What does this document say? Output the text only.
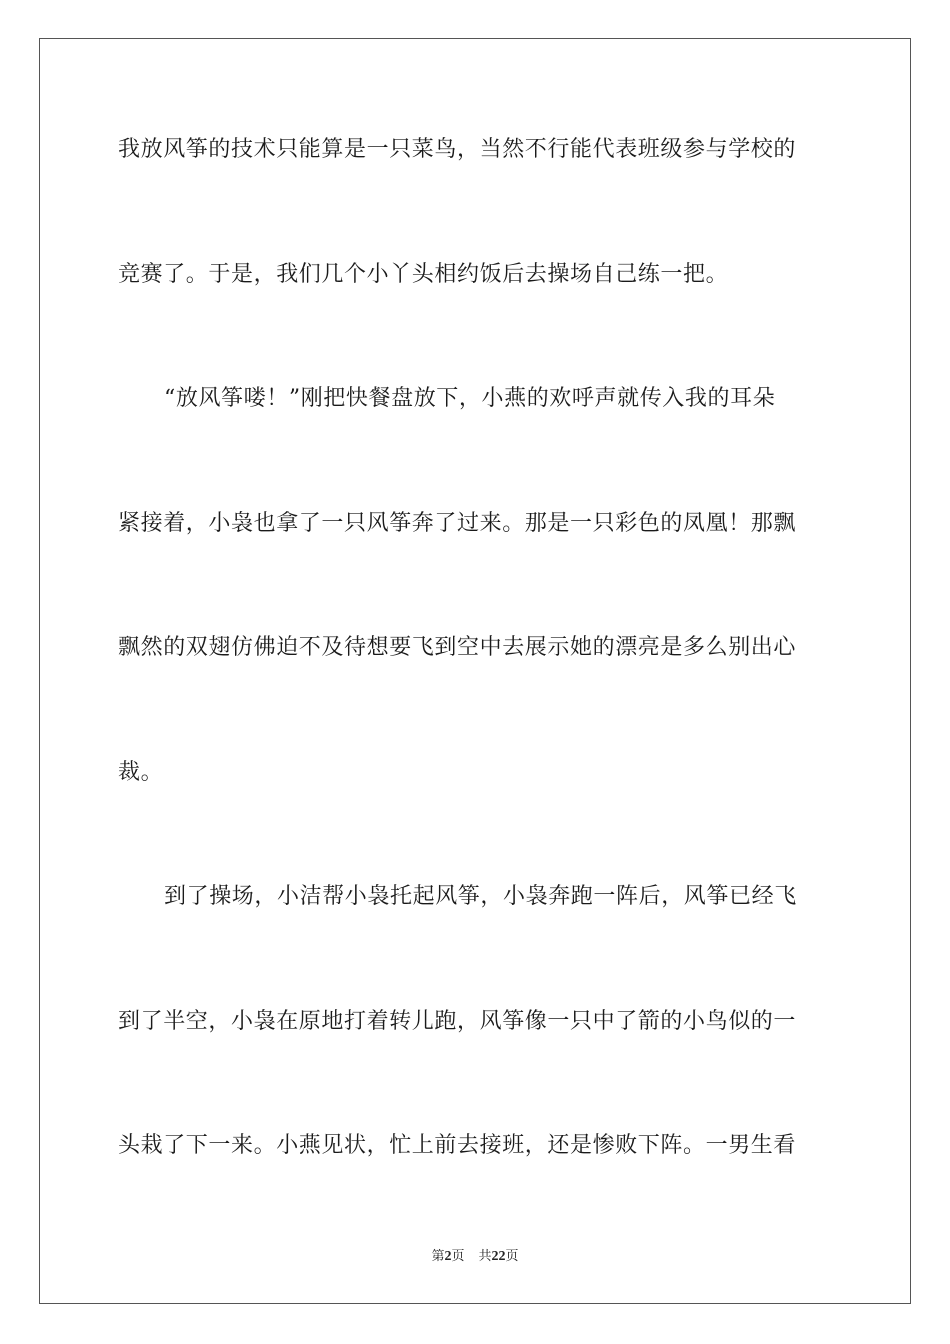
我放风筝的技术只能算是一只菜鸟，当然不行能代表班级参与学校的
竞赛了。于是，我们几个小丫头相约饭后去操场自己练一把。
“放风筝喽！”刚把快餐盘放下，小燕的欢呼声就传入我的耳朵
紧接着，小袅也拿了一只风筝奔了过来。那是一只彩色的凤凰！那飘
飘然的双翅仿佛迫不及待想要飞到空中去展示她的漂亮是多么别出心
裁。
到了操场，小洁帮小袅托起风筝，小袅奔跑一阵后，风筝已经飞
到了半空，小袅在原地打着转儿跑，风筝像一只中了箭的小鸟似的一
头栽了下一来。小燕见状，忙上前去接班，还是惨败下阵。一男生看
第2页 共22页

◇ ◇ ◇ ◇ ◇ ◇ ◇

▶ **Directive**: Return every line of the records exactly as given, pictures excluded.

▶ **Answer**:
What does this document say? Output the text only.
我放风筝的技术只能算是一只菜鸟，当然不行能代表班级参与学校的
竞赛了。于是，我们几个小丫头相约饭后去操场自己练一把。
“放风筝喽！”刚把快餐盘放下，小燕的欢呼声就传入我的耳朵
紧接着，小袅也拿了一只风筝奔了过来。那是一只彩色的凤凰！那飘
飘然的双翅仿佛迫不及待想要飞到空中去展示她的漂亮是多么别出心
裁。
到了操场，小洁帮小袅托起风筝，小袅奔跑一阵后，风筝已经飞
到了半空，小袅在原地打着转儿跑，风筝像一只中了箭的小鸟似的一
头栽了下一来。小燕见状，忙上前去接班，还是惨败下阵。一男生看
第2页 共22页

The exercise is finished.